Problem description:
Show, in full, each line of the data that contains "Quin".
═══ Material supplied
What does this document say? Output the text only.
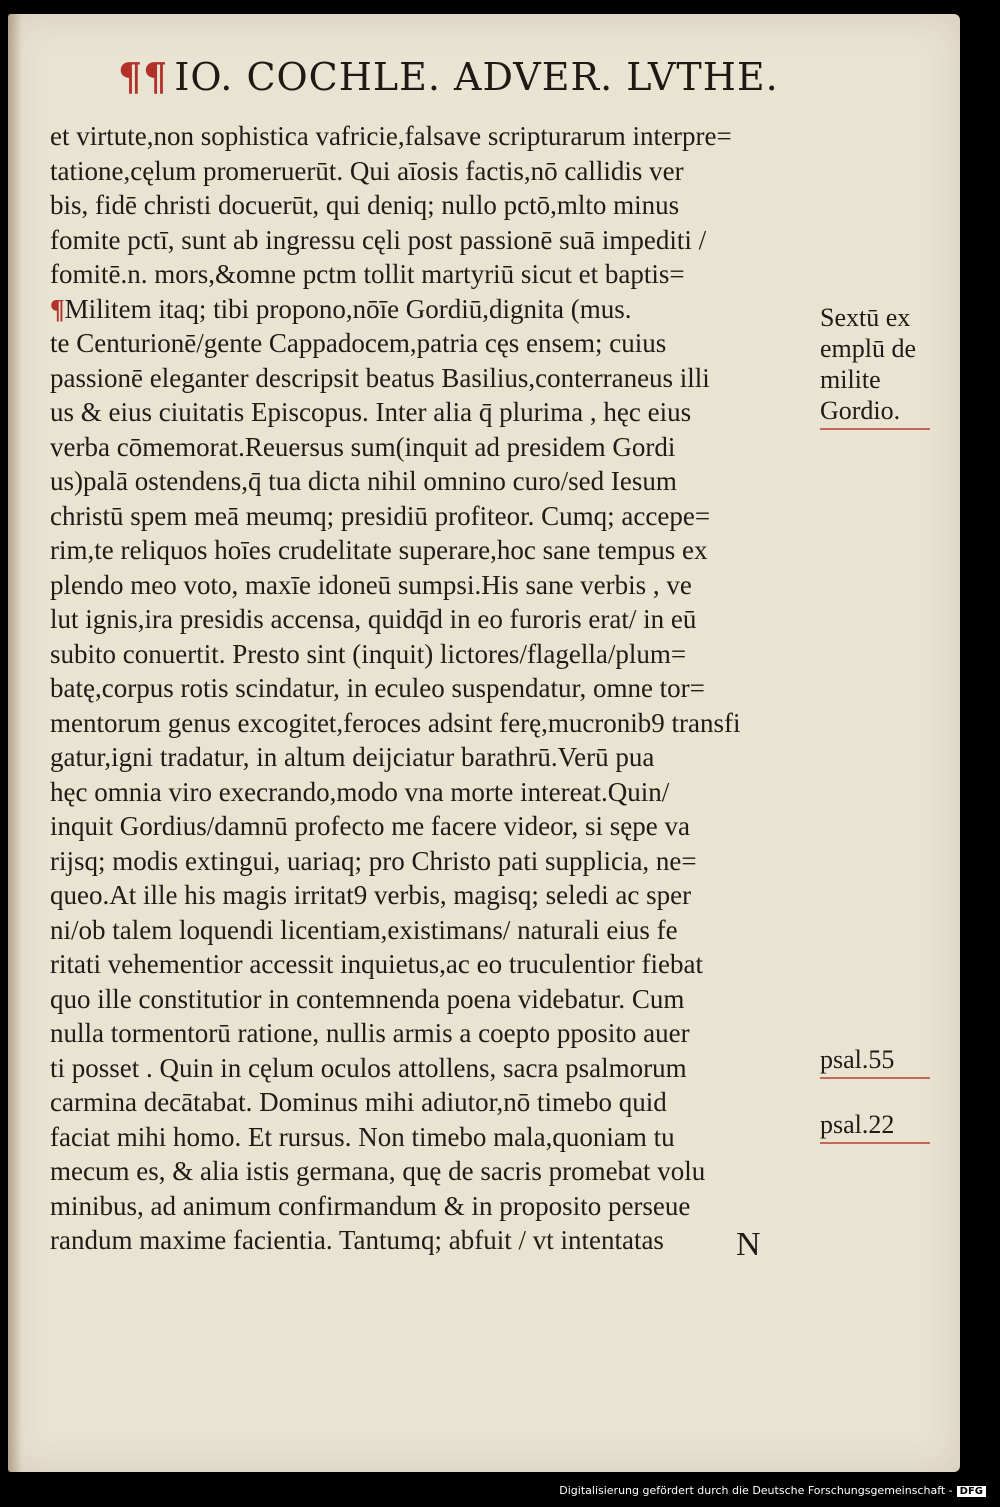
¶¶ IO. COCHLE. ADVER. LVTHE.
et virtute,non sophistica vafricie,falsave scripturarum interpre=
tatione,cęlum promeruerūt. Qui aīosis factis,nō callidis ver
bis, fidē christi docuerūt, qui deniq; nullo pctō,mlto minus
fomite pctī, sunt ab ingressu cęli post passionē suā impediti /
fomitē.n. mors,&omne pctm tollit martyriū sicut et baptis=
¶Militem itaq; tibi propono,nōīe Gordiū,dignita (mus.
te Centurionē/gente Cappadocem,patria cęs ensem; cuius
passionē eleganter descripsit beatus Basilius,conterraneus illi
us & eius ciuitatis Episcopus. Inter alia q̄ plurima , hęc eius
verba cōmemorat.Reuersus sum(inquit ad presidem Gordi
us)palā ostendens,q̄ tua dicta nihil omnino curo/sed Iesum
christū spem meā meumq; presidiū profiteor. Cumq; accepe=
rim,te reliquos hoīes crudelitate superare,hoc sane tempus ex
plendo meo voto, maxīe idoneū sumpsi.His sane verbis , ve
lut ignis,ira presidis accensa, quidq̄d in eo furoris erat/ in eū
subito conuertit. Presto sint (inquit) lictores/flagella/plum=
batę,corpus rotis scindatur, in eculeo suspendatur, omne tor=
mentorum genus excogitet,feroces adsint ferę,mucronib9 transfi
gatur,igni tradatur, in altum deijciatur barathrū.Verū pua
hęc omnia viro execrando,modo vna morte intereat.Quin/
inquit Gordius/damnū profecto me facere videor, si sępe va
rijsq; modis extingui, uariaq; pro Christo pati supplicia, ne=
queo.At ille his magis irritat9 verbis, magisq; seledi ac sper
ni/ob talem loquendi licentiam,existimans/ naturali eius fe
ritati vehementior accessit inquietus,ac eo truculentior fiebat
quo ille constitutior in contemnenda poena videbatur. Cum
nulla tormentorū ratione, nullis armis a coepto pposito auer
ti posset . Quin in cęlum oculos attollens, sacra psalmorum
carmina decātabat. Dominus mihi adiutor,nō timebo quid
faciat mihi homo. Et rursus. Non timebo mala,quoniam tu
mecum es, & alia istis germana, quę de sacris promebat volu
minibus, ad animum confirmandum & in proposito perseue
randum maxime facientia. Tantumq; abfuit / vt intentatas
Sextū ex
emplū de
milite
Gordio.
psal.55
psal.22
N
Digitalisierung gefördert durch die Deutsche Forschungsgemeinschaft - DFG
══════
Expected output:
hęc omnia viro execrando,modo vna morte intereat.Quin/
ti posset . Quin in cęlum oculos attollens, sacra psalmorum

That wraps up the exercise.